§ **Exercise prompt**
Images excluded, repeat each entry below exactly.

--- start Input ---

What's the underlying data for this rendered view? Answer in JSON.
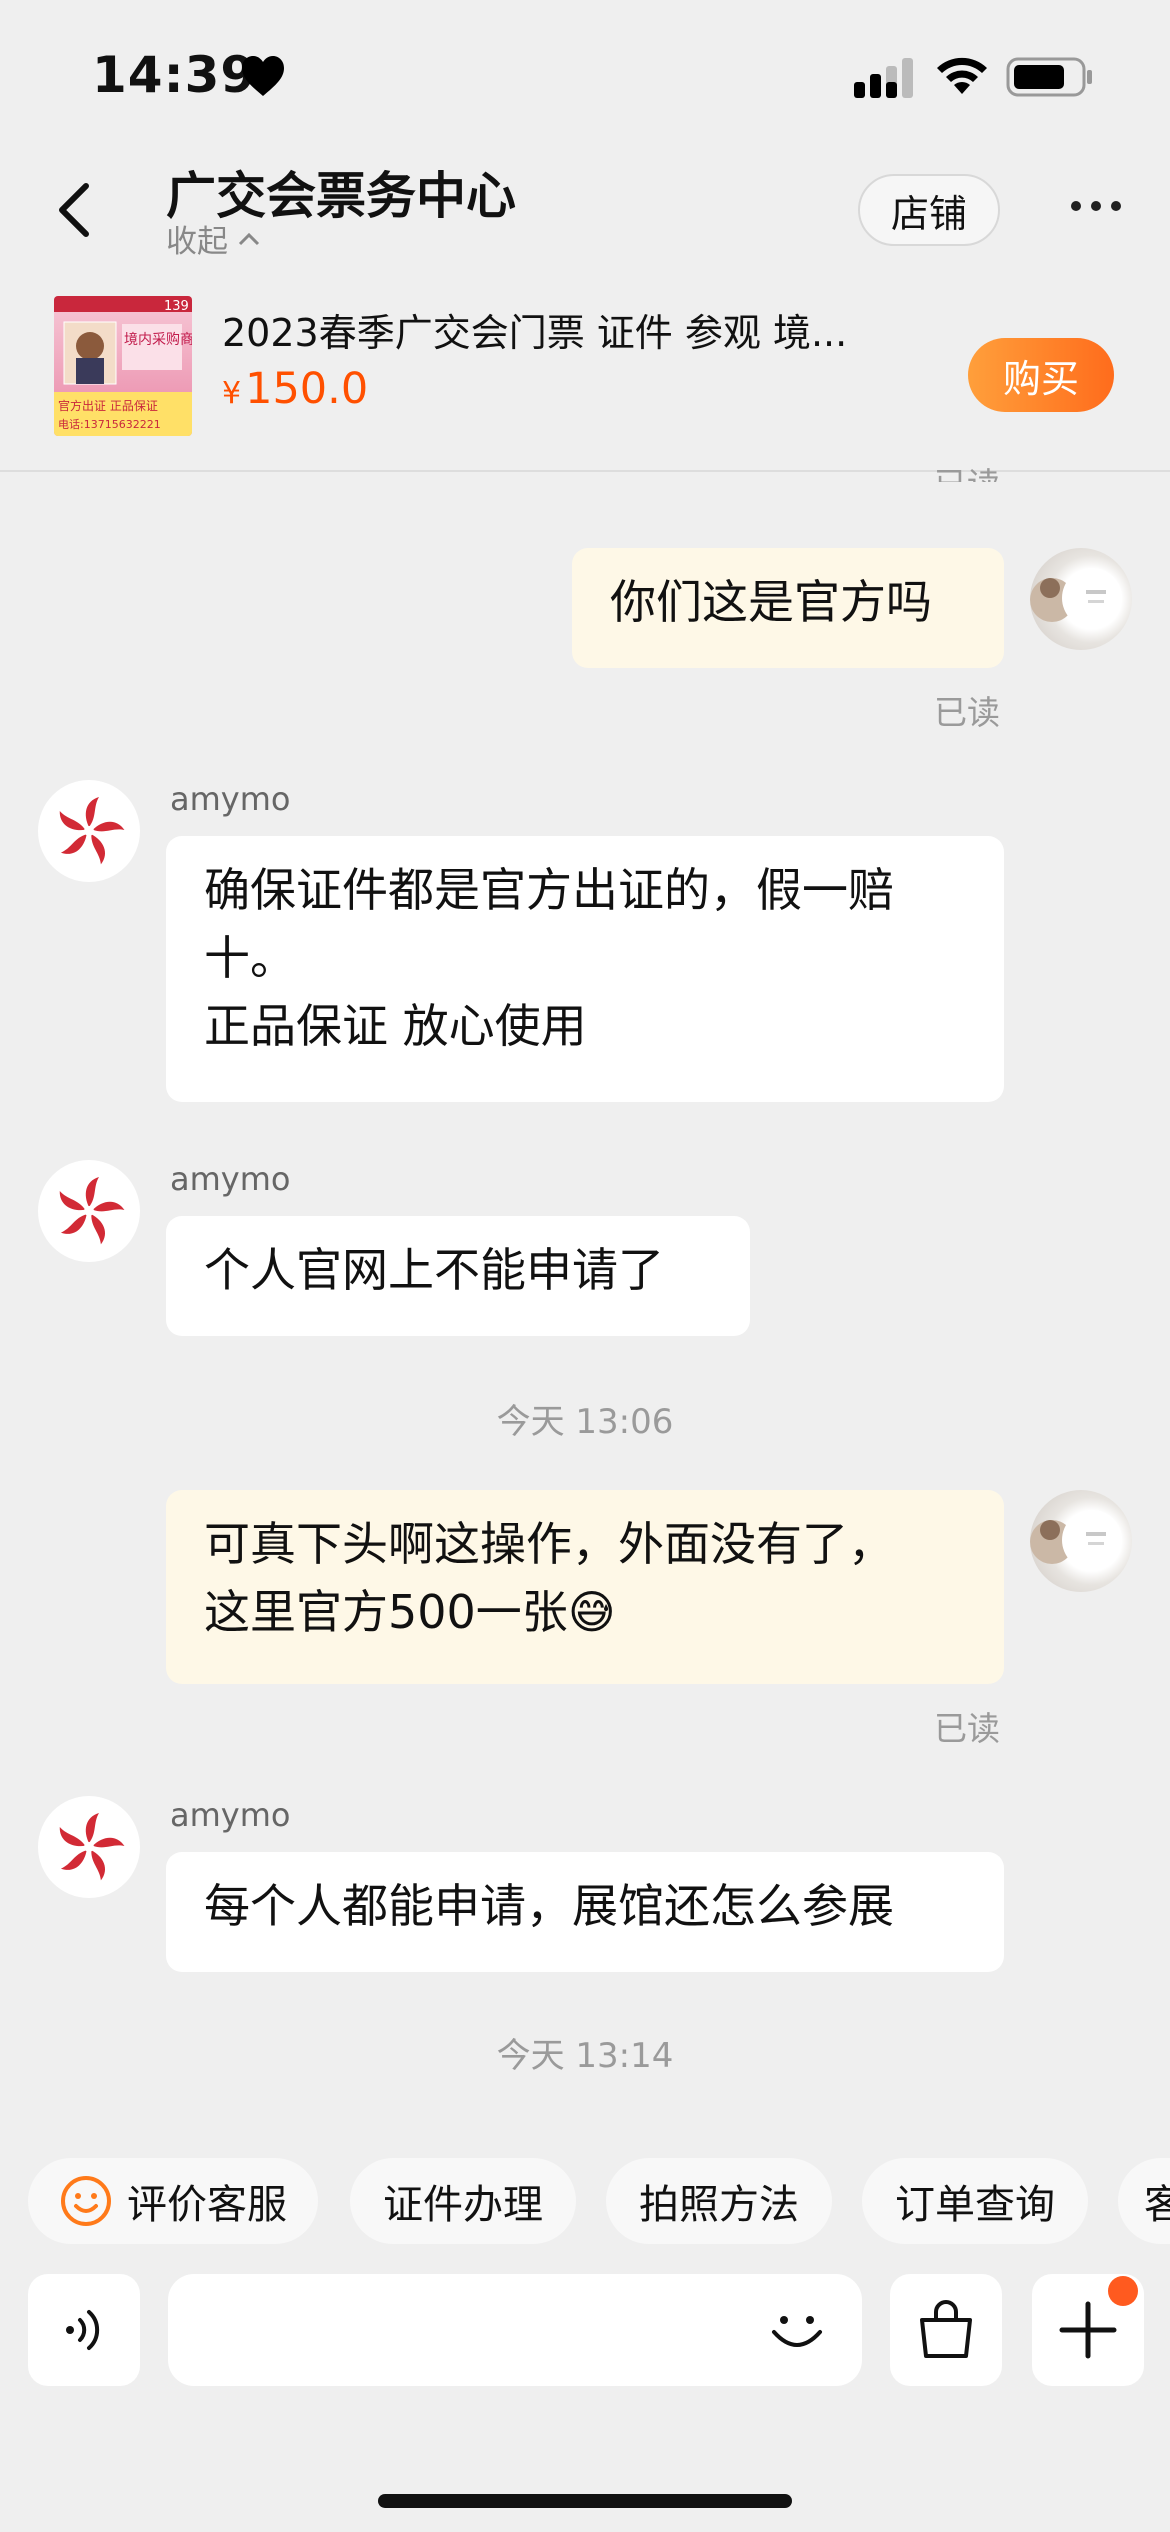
{
  "status": {
    "time": "14:39"
  },
  "header": {
    "title": "广交会票务中心",
    "collapse_label": "收起",
    "store_label": "店铺"
  },
  "product": {
    "name": "2023春季广交会门票 证件 参观 境...",
    "currency": "¥",
    "price": "150.0",
    "buy_label": "购买",
    "thumb_text_top": "139",
    "thumb_badge": "境内采购商",
    "thumb_line1": "官方出证 正品保证",
    "thumb_line2": "电话:13715632221"
  },
  "chat": {
    "read_label": "已读",
    "seller_name": "amymo",
    "msg1": "你们这是官方吗",
    "msg2_line1": "确保证件都是官方出证的，假一赔",
    "msg2_line2": "十。",
    "msg2_line3": "正品保证 放心使用",
    "msg3": "个人官网上不能申请了",
    "time1": "今天 13:06",
    "msg4_line1": "可真下头啊这操作，外面没有了，",
    "msg4_line2": "这里官方500一张😅",
    "msg5": "每个人都能申请，展馆还怎么参展",
    "time2": "今天 13:14"
  },
  "quick_replies": [
    "评价客服",
    "证件办理",
    "拍照方法",
    "订单查询",
    "客"
  ],
  "input": {
    "placeholder": ""
  },
  "colors": {
    "accent": "#ff5000",
    "my_bubble": "#fef8e7",
    "buy_gradient_start": "#ff9f3b",
    "buy_gradient_end": "#ff6c1c"
  }
}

--- end Input ---

§ **Worked solution**
What's the underlying data for this rendered view? Answer in JSON.
{
  "status": {
    "time": "14:39"
  },
  "header": {
    "title": "广交会票务中心",
    "collapse_label": "收起",
    "store_label": "店铺"
  },
  "product": {
    "name": "2023春季广交会门票 证件 参观 境...",
    "currency": "¥",
    "price": "150.0",
    "buy_label": "购买",
    "thumb_text_top": "139",
    "thumb_badge": "境内采购商",
    "thumb_line1": "官方出证 正品保证",
    "thumb_line2": "电话:13715632221"
  },
  "chat": {
    "read_label": "已读",
    "seller_name": "amymo",
    "msg1": "你们这是官方吗",
    "msg2_line1": "确保证件都是官方出证的，假一赔",
    "msg2_line2": "十。",
    "msg2_line3": "正品保证 放心使用",
    "msg3": "个人官网上不能申请了",
    "time1": "今天 13:06",
    "msg4_line1": "可真下头啊这操作，外面没有了，",
    "msg4_line2": "这里官方500一张😅",
    "msg5": "每个人都能申请，展馆还怎么参展",
    "time2": "今天 13:14"
  },
  "quick_replies": [
    "评价客服",
    "证件办理",
    "拍照方法",
    "订单查询",
    "客"
  ],
  "input": {
    "placeholder": ""
  },
  "colors": {
    "accent": "#ff5000",
    "my_bubble": "#fef8e7",
    "buy_gradient_start": "#ff9f3b",
    "buy_gradient_end": "#ff6c1c"
  }
}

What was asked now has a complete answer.